• **MATERIAL SUPPLIED**
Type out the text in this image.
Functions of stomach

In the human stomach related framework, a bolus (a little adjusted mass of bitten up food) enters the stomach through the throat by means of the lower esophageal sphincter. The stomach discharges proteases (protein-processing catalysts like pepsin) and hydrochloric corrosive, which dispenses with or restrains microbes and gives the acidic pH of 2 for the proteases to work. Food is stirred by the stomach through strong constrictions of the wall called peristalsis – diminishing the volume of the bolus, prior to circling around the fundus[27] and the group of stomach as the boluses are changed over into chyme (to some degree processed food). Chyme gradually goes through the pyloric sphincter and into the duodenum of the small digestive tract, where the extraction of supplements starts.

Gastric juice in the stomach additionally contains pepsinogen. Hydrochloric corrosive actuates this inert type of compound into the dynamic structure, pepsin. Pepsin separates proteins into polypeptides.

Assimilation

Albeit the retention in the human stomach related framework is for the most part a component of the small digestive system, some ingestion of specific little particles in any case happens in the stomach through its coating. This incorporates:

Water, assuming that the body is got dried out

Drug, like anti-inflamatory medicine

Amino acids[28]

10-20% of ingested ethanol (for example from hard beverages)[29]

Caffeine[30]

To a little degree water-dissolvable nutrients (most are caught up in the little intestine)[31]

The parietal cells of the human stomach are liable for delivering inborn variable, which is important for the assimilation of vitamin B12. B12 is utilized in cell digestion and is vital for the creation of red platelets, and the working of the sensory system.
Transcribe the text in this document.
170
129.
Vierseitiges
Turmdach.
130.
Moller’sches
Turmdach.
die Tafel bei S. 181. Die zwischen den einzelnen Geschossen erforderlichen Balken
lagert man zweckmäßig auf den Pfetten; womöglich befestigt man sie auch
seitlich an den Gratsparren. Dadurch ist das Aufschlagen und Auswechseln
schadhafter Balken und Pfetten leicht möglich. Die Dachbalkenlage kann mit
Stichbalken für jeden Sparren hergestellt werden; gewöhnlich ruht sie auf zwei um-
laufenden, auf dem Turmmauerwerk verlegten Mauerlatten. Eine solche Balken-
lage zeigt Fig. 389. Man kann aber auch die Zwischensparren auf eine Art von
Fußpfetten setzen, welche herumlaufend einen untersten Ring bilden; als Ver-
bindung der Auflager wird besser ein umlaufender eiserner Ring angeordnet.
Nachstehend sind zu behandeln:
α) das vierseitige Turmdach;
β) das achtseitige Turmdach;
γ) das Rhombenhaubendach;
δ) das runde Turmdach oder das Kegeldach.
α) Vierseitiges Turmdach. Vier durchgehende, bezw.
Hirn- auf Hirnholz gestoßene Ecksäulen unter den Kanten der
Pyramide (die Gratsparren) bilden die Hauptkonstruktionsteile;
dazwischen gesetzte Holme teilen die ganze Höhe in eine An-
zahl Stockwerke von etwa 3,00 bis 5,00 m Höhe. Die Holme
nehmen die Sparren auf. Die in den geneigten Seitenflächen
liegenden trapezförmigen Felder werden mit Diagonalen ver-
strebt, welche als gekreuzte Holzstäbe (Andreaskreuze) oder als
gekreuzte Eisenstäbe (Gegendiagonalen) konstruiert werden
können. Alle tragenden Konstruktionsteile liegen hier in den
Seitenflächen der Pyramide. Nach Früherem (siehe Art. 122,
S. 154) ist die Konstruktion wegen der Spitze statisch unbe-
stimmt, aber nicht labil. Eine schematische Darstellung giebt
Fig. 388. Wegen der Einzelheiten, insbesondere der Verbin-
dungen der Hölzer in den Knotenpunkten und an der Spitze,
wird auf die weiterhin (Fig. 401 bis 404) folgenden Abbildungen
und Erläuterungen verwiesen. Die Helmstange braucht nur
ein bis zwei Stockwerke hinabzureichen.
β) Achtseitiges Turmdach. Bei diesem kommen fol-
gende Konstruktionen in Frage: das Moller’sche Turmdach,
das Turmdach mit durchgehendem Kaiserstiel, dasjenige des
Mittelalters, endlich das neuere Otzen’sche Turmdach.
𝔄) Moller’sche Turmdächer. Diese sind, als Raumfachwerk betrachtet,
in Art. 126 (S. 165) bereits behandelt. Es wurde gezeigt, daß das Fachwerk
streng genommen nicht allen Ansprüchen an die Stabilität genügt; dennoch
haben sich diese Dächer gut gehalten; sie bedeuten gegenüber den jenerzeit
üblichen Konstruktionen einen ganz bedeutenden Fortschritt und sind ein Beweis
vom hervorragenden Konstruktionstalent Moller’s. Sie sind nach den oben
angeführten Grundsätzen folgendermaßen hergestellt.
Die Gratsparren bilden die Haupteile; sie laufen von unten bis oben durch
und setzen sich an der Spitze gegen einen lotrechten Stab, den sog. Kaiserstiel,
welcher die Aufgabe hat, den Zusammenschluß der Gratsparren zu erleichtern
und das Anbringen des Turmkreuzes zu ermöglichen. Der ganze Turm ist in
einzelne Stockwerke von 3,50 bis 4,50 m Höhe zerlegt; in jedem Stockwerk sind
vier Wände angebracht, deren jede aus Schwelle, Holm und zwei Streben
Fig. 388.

• **THE PROBLEM**
Write down the entire listing above verbatim.

• **RESULT OF THE EXERCISE**
Type out the text in this image.
Functions of stomach

In the human stomach related framework, a bolus (a little adjusted mass of bitten up food) enters the stomach through the throat by means of the lower esophageal sphincter. The stomach discharges proteases (protein-processing catalysts like pepsin) and hydrochloric corrosive, which dispenses with or restrains microbes and gives the acidic pH of 2 for the proteases to work. Food is stirred by the stomach through strong constrictions of the wall called peristalsis – diminishing the volume of the bolus, prior to circling around the fundus[27] and the group of stomach as the boluses are changed over into chyme (to some degree processed food). Chyme gradually goes through the pyloric sphincter and into the duodenum of the small digestive tract, where the extraction of supplements starts.

Gastric juice in the stomach additionally contains pepsinogen. Hydrochloric corrosive actuates this inert type of compound into the dynamic structure, pepsin. Pepsin separates proteins into polypeptides.

Assimilation

Albeit the retention in the human stomach related framework is for the most part a component of the small digestive system, some ingestion of specific little particles in any case happens in the stomach through its coating. This incorporates:

Water, assuming that the body is got dried out

Drug, like anti-inflamatory medicine

Amino acids[28]

10-20% of ingested ethanol (for example from hard beverages)[29]

Caffeine[30]

To a little degree water-dissolvable nutrients (most are caught up in the little intestine)[31]

The parietal cells of the human stomach are liable for delivering inborn variable, which is important for the assimilation of vitamin B12. B12 is utilized in cell digestion and is vital for the creation of red platelets, and the working of the sensory system.
Transcribe the text in this document.
170
129.
Vierseitiges
Turmdach.
130.
Moller’sches
Turmdach.
die Tafel bei S. 181. Die zwischen den einzelnen Geschossen erforderlichen Balken
lagert man zweckmäßig auf den Pfetten; womöglich befestigt man sie auch
seitlich an den Gratsparren. Dadurch ist das Aufschlagen und Auswechseln
schadhafter Balken und Pfetten leicht möglich. Die Dachbalkenlage kann mit
Stichbalken für jeden Sparren hergestellt werden; gewöhnlich ruht sie auf zwei um-
laufenden, auf dem Turmmauerwerk verlegten Mauerlatten. Eine solche Balken-
lage zeigt Fig. 389. Man kann aber auch die Zwischensparren auf eine Art von
Fußpfetten setzen, welche herumlaufend einen untersten Ring bilden; als Ver-
bindung der Auflager wird besser ein umlaufender eiserner Ring angeordnet.
Nachstehend sind zu behandeln:
α) das vierseitige Turmdach;
β) das achtseitige Turmdach;
γ) das Rhombenhaubendach;
δ) das runde Turmdach oder das Kegeldach.
α) Vierseitiges Turmdach. Vier durchgehende, bezw.
Hirn- auf Hirnholz gestoßene Ecksäulen unter den Kanten der
Pyramide (die Gratsparren) bilden die Hauptkonstruktionsteile;
dazwischen gesetzte Holme teilen die ganze Höhe in eine An-
zahl Stockwerke von etwa 3,00 bis 5,00 m Höhe. Die Holme
nehmen die Sparren auf. Die in den geneigten Seitenflächen
liegenden trapezförmigen Felder werden mit Diagonalen ver-
strebt, welche als gekreuzte Holzstäbe (Andreaskreuze) oder als
gekreuzte Eisenstäbe (Gegendiagonalen) konstruiert werden
können. Alle tragenden Konstruktionsteile liegen hier in den
Seitenflächen der Pyramide. Nach Früherem (siehe Art. 122,
S. 154) ist die Konstruktion wegen der Spitze statisch unbe-
stimmt, aber nicht labil. Eine schematische Darstellung giebt
Fig. 388. Wegen der Einzelheiten, insbesondere der Verbin-
dungen der Hölzer in den Knotenpunkten und an der Spitze,
wird auf die weiterhin (Fig. 401 bis 404) folgenden Abbildungen
und Erläuterungen verwiesen. Die Helmstange braucht nur
ein bis zwei Stockwerke hinabzureichen.
β) Achtseitiges Turmdach. Bei diesem kommen fol-
gende Konstruktionen in Frage: das Moller’sche Turmdach,
das Turmdach mit durchgehendem Kaiserstiel, dasjenige des
Mittelalters, endlich das neuere Otzen’sche Turmdach.
𝔄) Moller’sche Turmdächer. Diese sind, als Raumfachwerk betrachtet,
in Art. 126 (S. 165) bereits behandelt. Es wurde gezeigt, daß das Fachwerk
streng genommen nicht allen Ansprüchen an die Stabilität genügt; dennoch
haben sich diese Dächer gut gehalten; sie bedeuten gegenüber den jenerzeit
üblichen Konstruktionen einen ganz bedeutenden Fortschritt und sind ein Beweis
vom hervorragenden Konstruktionstalent Moller’s. Sie sind nach den oben
angeführten Grundsätzen folgendermaßen hergestellt.
Die Gratsparren bilden die Haupteile; sie laufen von unten bis oben durch
und setzen sich an der Spitze gegen einen lotrechten Stab, den sog. Kaiserstiel,
welcher die Aufgabe hat, den Zusammenschluß der Gratsparren zu erleichtern
und das Anbringen des Turmkreuzes zu ermöglichen. Der ganze Turm ist in
einzelne Stockwerke von 3,50 bis 4,50 m Höhe zerlegt; in jedem Stockwerk sind
vier Wände angebracht, deren jede aus Schwelle, Holm und zwei Streben
Fig. 388.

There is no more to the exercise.